Excerpt from a dataset:
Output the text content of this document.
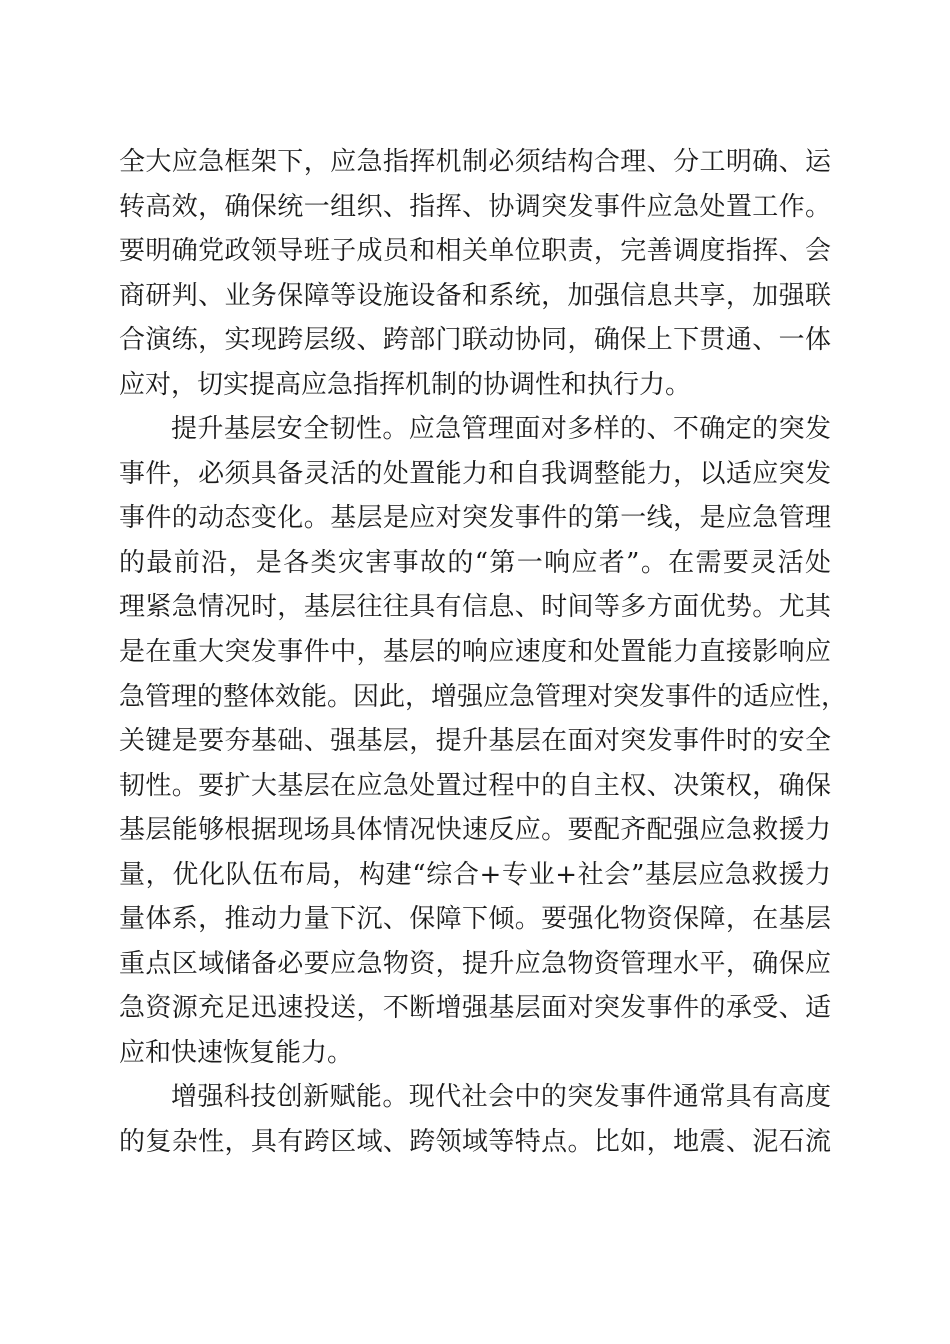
全大应急框架下，应急指挥机制必须结构合理、分工明确、运
转高效，确保统一组织、指挥、协调突发事件应急处置工作。
要明确党政领导班子成员和相关单位职责，完善调度指挥、会
商研判、业务保障等设施设备和系统，加强信息共享，加强联
合演练，实现跨层级、跨部门联动协同，确保上下贯通、一体
应对，切实提高应急指挥机制的协调性和执行力。
提升基层安全韧性。应急管理面对多样的、不确定的突发
事件，必须具备灵活的处置能力和自我调整能力，以适应突发
事件的动态变化。基层是应对突发事件的第一线，是应急管理
的最前沿，是各类灾害事故的“第一响应者”。在需要灵活处
理紧急情况时，基层往往具有信息、时间等多方面优势。尤其
是在重大突发事件中，基层的响应速度和处置能力直接影响应
急管理的整体效能。因此，增强应急管理对突发事件的适应性，
关键是要夯基础、强基层，提升基层在面对突发事件时的安全
韧性。要扩大基层在应急处置过程中的自主权、决策权，确保
基层能够根据现场具体情况快速反应。要配齐配强应急救援力
量，优化队伍布局，构建“综合+专业+社会”基层应急救援力
量体系，推动力量下沉、保障下倾。要强化物资保障，在基层
重点区域储备必要应急物资，提升应急物资管理水平，确保应
急资源充足迅速投送，不断增强基层面对突发事件的承受、适
应和快速恢复能力。
增强科技创新赋能。现代社会中的突发事件通常具有高度
的复杂性，具有跨区域、跨领域等特点。比如，地震、泥石流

▸ **WHAT YOU SHOULD DO**
Write out the records above once more, word for word, with no pictures.

▸ **ANSWER TO THIS EXERCISE**
Output the text content of this document.
全大应急框架下，应急指挥机制必须结构合理、分工明确、运
转高效，确保统一组织、指挥、协调突发事件应急处置工作。
要明确党政领导班子成员和相关单位职责，完善调度指挥、会
商研判、业务保障等设施设备和系统，加强信息共享，加强联
合演练，实现跨层级、跨部门联动协同，确保上下贯通、一体
应对，切实提高应急指挥机制的协调性和执行力。
提升基层安全韧性。应急管理面对多样的、不确定的突发
事件，必须具备灵活的处置能力和自我调整能力，以适应突发
事件的动态变化。基层是应对突发事件的第一线，是应急管理
的最前沿，是各类灾害事故的“第一响应者”。在需要灵活处
理紧急情况时，基层往往具有信息、时间等多方面优势。尤其
是在重大突发事件中，基层的响应速度和处置能力直接影响应
急管理的整体效能。因此，增强应急管理对突发事件的适应性，
关键是要夯基础、强基层，提升基层在面对突发事件时的安全
韧性。要扩大基层在应急处置过程中的自主权、决策权，确保
基层能够根据现场具体情况快速反应。要配齐配强应急救援力
量，优化队伍布局，构建“综合+专业+社会”基层应急救援力
量体系，推动力量下沉、保障下倾。要强化物资保障，在基层
重点区域储备必要应急物资，提升应急物资管理水平，确保应
急资源充足迅速投送，不断增强基层面对突发事件的承受、适
应和快速恢复能力。
增强科技创新赋能。现代社会中的突发事件通常具有高度
的复杂性，具有跨区域、跨领域等特点。比如，地震、泥石流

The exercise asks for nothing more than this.